# Goal of the exercise:
The records below must be written out exactly, with every picture left behind.
---------- Supplied information ----------
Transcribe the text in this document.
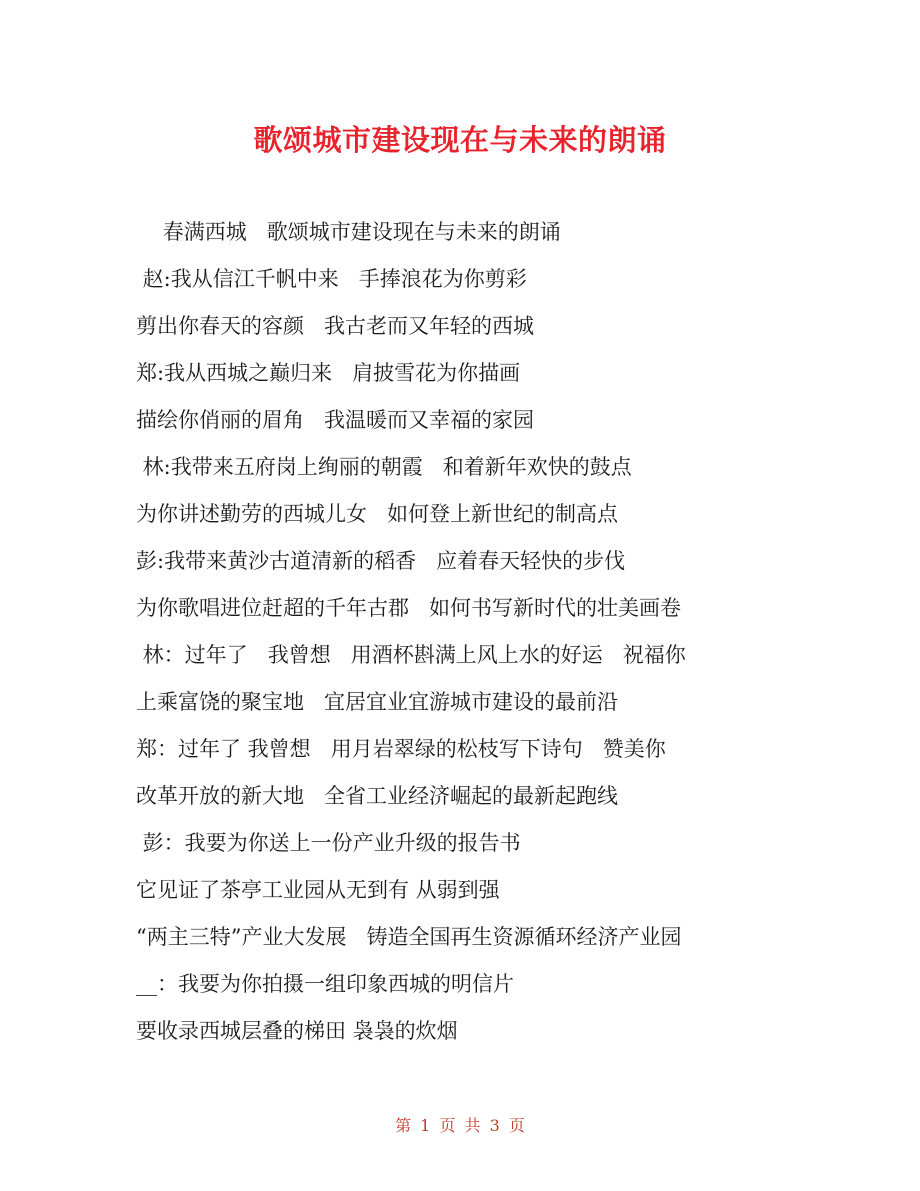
歌颂城市建设现在与未来的朗诵
春满西城   歌颂城市建设现在与未来的朗诵
赵:我从信江千帆中来   手捧浪花为你剪彩
剪出你春天的容颜   我古老而又年轻的西城
郑:我从西城之巅归来   肩披雪花为你描画
描绘你俏丽的眉角   我温暖而又幸福的家园
林:我带来五府岗上绚丽的朝霞   和着新年欢快的鼓点
为你讲述勤劳的西城儿女   如何登上新世纪的制高点
彭:我带来黄沙古道清新的稻香   应着春天轻快的步伐
为你歌唱进位赶超的千年古郡   如何书写新时代的壮美画卷
林：过年了   我曾想   用酒杯斟满上风上水的好运   祝福你
上乘富饶的聚宝地   宜居宜业宜游城市建设的最前沿
郑：过年了 我曾想   用月岩翠绿的松枝写下诗句   赞美你
改革开放的新大地   全省工业经济崛起的最新起跑线
彭：我要为你送上一份产业升级的报告书
它见证了茶亭工业园从无到有 从弱到强
“两主三特”产业大发展   铸造全国再生资源循环经济产业园
__：我要为你拍摄一组印象西城的明信片
要收录西城层叠的梯田 袅袅的炊烟
第 1 页 共 3 页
----------
# Exercise answer:
Transcribe the text in this document.
歌颂城市建设现在与未来的朗诵
春满西城   歌颂城市建设现在与未来的朗诵
赵:我从信江千帆中来   手捧浪花为你剪彩
剪出你春天的容颜   我古老而又年轻的西城
郑:我从西城之巅归来   肩披雪花为你描画
描绘你俏丽的眉角   我温暖而又幸福的家园
林:我带来五府岗上绚丽的朝霞   和着新年欢快的鼓点
为你讲述勤劳的西城儿女   如何登上新世纪的制高点
彭:我带来黄沙古道清新的稻香   应着春天轻快的步伐
为你歌唱进位赶超的千年古郡   如何书写新时代的壮美画卷
林：过年了   我曾想   用酒杯斟满上风上水的好运   祝福你
上乘富饶的聚宝地   宜居宜业宜游城市建设的最前沿
郑：过年了 我曾想   用月岩翠绿的松枝写下诗句   赞美你
改革开放的新大地   全省工业经济崛起的最新起跑线
彭：我要为你送上一份产业升级的报告书
它见证了茶亭工业园从无到有 从弱到强
“两主三特”产业大发展   铸造全国再生资源循环经济产业园
__：我要为你拍摄一组印象西城的明信片
要收录西城层叠的梯田 袅袅的炊烟
第 1 页 共 3 页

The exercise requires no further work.